::: SELECTED PASSAGE :::
Have you ever found yourself considering getting glasses, but thinking that two lenses are just too much? Try a monocle! Or, so the New York Times suggests in its latest Style trendpiece. Rappers are wearing them. Hipsters in global cultural centers are sporting single eyepieces. Chefs are using them to read recipes while cooking. So why aren’t you?
As usual, the Times article is loaded with irony. The monocle is only the latest in a long line of faux-retro hipster appropriations, from ‘50s clothing to old-fashioned barber shops and handlebar mustaches. They’re all stylistic affectations that fulfill little real functionality. But do some digging and you’ll find that historically, the monocle has always had an ironic purpose.
::: DATASET :::
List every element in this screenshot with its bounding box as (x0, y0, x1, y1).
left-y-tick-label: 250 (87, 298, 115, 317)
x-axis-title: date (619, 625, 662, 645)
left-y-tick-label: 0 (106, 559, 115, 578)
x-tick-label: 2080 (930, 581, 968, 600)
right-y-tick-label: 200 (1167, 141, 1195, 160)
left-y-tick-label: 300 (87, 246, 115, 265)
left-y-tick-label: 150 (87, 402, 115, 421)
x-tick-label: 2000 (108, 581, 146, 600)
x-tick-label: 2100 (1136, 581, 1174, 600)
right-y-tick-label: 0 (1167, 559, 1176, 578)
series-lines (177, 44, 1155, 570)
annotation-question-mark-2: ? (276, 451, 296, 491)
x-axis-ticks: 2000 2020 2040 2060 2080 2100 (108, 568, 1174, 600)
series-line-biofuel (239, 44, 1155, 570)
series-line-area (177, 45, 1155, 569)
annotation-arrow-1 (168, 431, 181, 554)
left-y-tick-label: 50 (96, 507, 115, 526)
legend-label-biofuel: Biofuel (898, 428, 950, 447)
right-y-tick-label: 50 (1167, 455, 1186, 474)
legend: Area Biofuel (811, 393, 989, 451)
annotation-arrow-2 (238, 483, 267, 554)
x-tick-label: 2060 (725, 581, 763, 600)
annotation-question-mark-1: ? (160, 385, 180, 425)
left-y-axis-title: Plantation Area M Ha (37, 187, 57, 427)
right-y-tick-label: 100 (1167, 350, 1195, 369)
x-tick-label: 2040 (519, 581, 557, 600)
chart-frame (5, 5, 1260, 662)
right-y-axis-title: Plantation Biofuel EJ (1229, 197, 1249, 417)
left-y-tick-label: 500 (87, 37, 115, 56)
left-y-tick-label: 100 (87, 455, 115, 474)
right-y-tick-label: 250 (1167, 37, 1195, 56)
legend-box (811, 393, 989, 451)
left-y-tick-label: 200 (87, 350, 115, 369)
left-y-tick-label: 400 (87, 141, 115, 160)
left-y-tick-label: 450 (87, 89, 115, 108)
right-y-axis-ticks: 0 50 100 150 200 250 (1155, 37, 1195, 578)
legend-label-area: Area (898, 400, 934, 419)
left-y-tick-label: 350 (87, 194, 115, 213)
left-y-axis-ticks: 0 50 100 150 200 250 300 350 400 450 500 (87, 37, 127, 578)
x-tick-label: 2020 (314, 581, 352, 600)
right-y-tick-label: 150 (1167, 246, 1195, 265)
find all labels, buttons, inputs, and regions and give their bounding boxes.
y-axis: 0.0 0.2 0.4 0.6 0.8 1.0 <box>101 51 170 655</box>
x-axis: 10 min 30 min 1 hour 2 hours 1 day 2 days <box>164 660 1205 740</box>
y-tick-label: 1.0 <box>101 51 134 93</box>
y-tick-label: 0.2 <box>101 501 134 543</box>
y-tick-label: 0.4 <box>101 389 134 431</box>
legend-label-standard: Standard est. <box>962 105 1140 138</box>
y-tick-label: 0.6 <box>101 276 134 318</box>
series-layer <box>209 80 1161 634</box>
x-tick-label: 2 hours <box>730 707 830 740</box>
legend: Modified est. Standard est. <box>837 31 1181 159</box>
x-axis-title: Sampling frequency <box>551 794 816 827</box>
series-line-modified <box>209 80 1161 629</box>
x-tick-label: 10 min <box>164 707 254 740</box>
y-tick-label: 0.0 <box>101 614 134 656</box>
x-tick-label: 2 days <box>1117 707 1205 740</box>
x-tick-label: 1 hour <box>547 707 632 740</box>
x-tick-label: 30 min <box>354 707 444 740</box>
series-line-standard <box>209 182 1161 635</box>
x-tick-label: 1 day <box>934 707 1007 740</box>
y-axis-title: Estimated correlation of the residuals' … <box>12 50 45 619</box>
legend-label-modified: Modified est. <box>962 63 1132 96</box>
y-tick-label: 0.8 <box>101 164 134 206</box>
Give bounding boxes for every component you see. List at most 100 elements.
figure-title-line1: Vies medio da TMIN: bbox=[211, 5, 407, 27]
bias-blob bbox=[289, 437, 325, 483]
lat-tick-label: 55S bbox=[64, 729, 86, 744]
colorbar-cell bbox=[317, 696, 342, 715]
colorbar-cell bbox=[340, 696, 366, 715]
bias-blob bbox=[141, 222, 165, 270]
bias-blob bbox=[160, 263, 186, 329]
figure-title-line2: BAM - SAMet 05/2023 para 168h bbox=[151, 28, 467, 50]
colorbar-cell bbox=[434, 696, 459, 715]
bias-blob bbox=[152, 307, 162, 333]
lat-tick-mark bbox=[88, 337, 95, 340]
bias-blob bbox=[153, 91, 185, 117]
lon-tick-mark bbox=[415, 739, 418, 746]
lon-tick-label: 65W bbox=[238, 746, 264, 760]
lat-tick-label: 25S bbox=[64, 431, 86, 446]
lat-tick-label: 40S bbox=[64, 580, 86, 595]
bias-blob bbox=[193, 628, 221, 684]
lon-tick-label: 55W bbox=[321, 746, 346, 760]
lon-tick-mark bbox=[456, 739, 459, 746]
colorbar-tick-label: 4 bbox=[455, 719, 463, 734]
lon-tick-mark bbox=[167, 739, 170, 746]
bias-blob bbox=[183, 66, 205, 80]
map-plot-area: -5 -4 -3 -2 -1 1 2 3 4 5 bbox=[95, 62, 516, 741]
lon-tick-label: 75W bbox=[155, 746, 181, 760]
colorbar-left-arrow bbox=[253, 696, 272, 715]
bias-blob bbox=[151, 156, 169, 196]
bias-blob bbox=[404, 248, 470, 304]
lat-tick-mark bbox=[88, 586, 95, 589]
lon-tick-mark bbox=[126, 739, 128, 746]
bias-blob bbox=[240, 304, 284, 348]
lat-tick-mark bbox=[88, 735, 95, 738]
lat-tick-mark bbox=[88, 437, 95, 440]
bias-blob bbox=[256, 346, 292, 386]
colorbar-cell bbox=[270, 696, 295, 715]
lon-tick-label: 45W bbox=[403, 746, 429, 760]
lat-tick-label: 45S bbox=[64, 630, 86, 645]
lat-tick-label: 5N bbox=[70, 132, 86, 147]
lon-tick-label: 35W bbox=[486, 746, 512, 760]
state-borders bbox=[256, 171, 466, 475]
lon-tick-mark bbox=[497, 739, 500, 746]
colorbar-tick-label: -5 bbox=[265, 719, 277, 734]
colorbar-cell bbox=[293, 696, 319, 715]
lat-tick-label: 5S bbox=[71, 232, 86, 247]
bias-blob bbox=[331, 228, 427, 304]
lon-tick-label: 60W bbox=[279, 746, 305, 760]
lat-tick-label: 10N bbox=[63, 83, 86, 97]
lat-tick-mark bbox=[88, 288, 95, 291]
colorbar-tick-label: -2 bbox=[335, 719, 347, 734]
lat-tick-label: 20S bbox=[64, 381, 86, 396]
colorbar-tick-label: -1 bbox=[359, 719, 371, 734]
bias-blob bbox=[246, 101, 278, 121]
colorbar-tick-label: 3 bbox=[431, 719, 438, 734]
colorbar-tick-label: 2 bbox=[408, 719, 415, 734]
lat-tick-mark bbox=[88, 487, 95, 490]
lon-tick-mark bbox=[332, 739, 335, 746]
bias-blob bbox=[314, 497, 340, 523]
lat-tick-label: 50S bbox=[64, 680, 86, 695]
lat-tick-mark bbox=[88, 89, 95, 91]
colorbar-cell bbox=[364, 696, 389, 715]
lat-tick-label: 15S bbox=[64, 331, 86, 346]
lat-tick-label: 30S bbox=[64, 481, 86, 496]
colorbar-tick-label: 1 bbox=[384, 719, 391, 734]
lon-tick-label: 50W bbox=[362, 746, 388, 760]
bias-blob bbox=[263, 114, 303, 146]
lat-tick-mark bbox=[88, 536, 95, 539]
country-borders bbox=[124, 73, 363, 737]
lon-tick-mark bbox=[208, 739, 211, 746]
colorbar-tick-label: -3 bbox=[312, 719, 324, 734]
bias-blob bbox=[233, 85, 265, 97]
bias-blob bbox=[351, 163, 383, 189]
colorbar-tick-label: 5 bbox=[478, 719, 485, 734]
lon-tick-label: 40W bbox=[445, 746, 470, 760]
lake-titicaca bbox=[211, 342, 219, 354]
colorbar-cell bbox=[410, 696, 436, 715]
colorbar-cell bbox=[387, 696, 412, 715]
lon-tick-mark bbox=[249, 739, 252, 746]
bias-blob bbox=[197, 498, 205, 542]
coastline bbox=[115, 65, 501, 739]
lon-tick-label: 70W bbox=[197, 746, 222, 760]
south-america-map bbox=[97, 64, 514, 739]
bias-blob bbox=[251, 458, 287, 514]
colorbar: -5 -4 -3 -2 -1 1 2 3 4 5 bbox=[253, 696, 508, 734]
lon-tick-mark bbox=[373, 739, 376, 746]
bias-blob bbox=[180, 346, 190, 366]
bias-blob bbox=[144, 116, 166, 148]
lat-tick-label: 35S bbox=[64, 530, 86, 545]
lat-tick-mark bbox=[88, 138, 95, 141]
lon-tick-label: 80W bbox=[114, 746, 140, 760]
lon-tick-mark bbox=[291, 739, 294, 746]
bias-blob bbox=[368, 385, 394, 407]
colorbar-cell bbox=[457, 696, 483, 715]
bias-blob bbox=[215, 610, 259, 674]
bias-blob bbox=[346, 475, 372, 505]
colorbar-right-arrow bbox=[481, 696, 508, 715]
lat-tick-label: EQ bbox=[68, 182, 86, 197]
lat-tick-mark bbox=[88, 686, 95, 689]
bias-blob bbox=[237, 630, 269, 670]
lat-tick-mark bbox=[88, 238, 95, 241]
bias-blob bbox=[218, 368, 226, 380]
:::
→ TASKS TO COMPLETE:
1) List the faux-retro hipster appropriations that the text about monocles names before the monocle.
2) Write the next part of the text about monocles, picking up after its last sentence.

→ RESPONSES TO THE EXERCISE:
1) '50s clothing, old-fashioned barber shops, and handlebar mustaches.

2)
Monocles are single circular glass lenses held in wire frames, attached to thin chains that can be looped around a wrist or in a pocket. The user squints to hold the lens in place and focus on their target (never mind the lack of depth perception). The device is actually descended from the quizzing glass or “quizzer,” a lens connected to a metal handle that was a favorite of 18th-century dandies.
Dandies were the equivalent of today’s hipsters—men who placed particular importance on their fashionable appearance, elevating aesthetics to a “living religion,” as the French poet and dandy Baudelaire wrote. The quizzing glass subsequently became a byword for a certain kind of sarcastic joke—“quizzing” was, according to a 1865 dictionary, “the act of mocking by a narrow examination through a quizzing-glass or by pretended seriousness of discourse.” If you wanted to call someone out on their own biliousness, you might glare at them through your monocle.
“Pretended seriousness of discourse” pretty much defines the Times’ own attitude toward its Style section, so the monocle is certainly a good fit. And as long as there are hipsters who seek to differentiate themselves through uniform stylistic quirks, monocles will always have a place in our culture.